*Some records*
Start

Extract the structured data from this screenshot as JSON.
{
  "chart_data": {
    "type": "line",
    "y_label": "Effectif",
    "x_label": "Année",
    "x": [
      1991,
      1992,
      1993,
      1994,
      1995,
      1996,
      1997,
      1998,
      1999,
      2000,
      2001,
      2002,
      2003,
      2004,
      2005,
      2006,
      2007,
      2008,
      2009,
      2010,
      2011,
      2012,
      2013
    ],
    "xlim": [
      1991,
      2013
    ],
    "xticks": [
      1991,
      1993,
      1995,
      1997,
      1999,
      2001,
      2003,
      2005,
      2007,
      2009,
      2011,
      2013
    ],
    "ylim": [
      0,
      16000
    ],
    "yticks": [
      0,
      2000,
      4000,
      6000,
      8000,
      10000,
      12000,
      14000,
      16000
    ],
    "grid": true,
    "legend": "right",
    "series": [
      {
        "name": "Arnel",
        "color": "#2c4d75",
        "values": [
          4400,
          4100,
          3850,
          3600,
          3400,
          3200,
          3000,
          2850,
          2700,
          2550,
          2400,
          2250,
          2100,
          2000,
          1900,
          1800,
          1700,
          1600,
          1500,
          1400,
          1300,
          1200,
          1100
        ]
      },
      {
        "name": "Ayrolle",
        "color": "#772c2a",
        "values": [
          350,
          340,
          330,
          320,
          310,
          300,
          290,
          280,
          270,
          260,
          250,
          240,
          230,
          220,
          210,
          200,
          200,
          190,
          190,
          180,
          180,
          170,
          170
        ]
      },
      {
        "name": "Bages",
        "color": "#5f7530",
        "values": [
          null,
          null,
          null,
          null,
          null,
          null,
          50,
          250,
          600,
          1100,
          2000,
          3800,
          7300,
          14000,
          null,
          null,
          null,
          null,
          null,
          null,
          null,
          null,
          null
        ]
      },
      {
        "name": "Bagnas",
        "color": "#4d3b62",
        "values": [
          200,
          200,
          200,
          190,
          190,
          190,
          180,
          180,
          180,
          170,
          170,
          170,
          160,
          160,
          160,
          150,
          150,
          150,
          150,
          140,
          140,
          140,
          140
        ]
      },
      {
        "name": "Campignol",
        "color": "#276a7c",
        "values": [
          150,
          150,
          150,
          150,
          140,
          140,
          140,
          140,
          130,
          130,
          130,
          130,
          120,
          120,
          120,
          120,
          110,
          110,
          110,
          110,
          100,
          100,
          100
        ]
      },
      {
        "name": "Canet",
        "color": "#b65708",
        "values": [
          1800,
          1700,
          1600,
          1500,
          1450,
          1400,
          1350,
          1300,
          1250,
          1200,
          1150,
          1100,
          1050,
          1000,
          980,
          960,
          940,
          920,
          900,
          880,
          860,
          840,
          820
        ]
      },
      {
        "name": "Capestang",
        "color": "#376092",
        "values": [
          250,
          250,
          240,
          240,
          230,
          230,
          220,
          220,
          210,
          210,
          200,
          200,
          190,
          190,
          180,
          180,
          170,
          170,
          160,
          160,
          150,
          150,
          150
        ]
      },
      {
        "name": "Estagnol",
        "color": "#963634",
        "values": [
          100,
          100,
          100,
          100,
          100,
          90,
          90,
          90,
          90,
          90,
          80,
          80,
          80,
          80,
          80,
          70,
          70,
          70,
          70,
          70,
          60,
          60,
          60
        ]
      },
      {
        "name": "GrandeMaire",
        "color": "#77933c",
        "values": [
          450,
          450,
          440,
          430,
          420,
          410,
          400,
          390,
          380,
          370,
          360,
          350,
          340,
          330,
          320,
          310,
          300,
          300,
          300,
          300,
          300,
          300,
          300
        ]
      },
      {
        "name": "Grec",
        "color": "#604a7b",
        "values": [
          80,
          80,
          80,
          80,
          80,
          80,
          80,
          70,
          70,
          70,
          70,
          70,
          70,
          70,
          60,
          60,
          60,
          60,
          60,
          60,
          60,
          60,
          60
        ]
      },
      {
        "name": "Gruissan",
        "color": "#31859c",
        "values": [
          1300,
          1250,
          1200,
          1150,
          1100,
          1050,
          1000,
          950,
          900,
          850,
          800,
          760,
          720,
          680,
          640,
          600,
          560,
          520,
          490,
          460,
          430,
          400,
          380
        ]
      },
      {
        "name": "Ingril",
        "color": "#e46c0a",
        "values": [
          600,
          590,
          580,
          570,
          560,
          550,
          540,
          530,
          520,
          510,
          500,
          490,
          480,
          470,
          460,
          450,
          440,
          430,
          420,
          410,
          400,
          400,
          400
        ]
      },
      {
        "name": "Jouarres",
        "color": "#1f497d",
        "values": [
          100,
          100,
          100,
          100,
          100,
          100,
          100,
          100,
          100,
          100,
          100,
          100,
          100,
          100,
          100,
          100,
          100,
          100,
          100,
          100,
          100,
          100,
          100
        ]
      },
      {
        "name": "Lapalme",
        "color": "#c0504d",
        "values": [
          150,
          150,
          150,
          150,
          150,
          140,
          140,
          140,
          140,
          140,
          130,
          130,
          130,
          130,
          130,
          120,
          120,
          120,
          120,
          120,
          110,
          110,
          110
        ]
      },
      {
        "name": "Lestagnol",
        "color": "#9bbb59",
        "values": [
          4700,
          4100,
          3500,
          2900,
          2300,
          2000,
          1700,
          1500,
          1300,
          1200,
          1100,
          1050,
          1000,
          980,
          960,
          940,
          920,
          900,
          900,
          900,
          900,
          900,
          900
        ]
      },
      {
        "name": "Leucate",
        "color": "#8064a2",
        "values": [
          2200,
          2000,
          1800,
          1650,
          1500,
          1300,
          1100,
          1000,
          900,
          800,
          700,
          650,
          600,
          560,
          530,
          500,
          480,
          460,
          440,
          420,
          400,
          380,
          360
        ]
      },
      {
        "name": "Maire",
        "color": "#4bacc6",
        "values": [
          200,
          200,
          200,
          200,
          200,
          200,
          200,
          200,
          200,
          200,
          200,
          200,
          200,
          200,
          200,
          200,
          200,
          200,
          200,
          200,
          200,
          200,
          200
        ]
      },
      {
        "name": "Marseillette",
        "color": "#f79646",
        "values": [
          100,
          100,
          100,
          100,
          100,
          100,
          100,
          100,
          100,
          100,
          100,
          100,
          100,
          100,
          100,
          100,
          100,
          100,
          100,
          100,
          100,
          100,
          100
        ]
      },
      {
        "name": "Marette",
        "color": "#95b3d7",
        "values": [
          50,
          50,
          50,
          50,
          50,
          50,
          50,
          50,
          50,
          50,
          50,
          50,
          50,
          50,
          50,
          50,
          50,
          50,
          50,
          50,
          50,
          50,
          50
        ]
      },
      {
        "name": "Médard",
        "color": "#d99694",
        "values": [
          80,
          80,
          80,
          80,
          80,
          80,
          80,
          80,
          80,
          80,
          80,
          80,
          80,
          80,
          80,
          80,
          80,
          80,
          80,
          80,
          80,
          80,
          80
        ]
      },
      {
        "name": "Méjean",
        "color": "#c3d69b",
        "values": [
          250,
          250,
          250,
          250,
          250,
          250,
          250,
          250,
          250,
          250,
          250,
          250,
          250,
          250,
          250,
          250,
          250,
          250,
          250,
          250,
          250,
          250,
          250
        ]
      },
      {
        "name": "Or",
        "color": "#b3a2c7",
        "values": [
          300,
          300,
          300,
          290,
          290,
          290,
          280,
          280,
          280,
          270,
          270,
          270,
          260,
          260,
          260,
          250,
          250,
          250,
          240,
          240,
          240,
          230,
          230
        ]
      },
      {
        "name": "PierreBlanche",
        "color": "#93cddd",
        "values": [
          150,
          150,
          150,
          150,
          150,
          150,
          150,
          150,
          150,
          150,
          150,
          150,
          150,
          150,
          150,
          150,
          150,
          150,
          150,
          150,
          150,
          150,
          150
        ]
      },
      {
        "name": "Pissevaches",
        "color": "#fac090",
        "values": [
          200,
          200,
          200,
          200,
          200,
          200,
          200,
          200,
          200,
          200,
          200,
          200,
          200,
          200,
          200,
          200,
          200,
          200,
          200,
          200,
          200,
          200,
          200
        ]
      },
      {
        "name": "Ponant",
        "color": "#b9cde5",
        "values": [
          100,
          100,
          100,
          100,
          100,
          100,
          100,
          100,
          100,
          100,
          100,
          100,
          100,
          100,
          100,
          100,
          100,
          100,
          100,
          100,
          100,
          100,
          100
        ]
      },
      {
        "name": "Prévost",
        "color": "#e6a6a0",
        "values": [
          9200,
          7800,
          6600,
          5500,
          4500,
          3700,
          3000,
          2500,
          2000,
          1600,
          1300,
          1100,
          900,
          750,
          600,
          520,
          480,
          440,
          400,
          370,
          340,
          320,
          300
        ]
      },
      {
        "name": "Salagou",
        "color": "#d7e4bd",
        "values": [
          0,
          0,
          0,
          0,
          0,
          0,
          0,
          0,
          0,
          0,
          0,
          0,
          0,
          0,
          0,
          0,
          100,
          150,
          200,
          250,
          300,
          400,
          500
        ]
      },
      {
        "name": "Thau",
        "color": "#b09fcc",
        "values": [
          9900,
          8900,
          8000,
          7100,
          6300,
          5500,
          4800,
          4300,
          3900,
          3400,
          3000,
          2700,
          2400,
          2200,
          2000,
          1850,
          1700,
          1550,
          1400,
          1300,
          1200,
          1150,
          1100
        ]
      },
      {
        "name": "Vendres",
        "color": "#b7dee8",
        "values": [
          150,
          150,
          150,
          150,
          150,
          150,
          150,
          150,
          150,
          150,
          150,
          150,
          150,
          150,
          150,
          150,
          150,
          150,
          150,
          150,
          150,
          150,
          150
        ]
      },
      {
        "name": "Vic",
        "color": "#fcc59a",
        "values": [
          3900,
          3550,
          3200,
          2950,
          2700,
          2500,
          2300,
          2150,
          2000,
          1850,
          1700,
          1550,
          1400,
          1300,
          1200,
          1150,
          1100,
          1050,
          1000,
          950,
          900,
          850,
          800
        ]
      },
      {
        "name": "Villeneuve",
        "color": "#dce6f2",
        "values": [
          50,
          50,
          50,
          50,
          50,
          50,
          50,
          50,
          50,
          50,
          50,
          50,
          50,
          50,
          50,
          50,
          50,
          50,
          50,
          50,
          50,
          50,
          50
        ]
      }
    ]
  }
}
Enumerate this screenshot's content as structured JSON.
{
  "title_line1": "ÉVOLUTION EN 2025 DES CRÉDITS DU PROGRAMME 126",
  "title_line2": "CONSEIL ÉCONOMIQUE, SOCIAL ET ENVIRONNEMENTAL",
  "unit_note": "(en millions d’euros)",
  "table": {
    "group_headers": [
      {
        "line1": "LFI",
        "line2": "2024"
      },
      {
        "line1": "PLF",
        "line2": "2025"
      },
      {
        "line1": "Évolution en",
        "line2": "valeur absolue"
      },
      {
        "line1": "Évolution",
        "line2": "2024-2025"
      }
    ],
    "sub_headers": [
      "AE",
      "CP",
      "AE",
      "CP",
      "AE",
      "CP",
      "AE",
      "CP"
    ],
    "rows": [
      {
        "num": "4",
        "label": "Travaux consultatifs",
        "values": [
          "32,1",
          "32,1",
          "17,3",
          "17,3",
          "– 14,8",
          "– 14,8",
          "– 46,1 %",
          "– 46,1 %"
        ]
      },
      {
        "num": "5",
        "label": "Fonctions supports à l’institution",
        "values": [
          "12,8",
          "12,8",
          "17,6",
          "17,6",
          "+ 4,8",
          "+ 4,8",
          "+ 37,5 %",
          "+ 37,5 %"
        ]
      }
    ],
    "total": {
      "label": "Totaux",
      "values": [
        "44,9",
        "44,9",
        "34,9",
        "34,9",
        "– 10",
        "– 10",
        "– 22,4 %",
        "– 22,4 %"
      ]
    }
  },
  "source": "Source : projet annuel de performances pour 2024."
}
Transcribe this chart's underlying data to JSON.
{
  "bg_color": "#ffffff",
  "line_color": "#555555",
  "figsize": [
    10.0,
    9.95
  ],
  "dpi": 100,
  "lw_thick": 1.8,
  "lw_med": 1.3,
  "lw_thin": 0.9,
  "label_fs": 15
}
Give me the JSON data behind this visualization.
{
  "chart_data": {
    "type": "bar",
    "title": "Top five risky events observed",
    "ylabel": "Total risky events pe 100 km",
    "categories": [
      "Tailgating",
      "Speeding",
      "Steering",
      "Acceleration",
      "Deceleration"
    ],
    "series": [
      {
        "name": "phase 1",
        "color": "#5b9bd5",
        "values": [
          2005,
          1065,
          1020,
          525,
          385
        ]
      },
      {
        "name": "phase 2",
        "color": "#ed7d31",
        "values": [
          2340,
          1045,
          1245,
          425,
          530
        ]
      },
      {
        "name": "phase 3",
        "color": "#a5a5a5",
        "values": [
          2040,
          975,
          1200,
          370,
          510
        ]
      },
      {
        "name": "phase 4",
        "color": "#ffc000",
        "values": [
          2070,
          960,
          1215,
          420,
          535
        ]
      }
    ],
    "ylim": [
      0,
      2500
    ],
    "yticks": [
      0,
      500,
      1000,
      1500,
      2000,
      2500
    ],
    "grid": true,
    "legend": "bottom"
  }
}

End

*Written instruction*
From the records, copy every line that has the string "JSON" in it.

*Answer below*
Extract the structured data from this screenshot as JSON.
Enumerate this screenshot's content as structured JSON.
Transcribe this chart's underlying data to JSON.
Give me the JSON data behind this visualization.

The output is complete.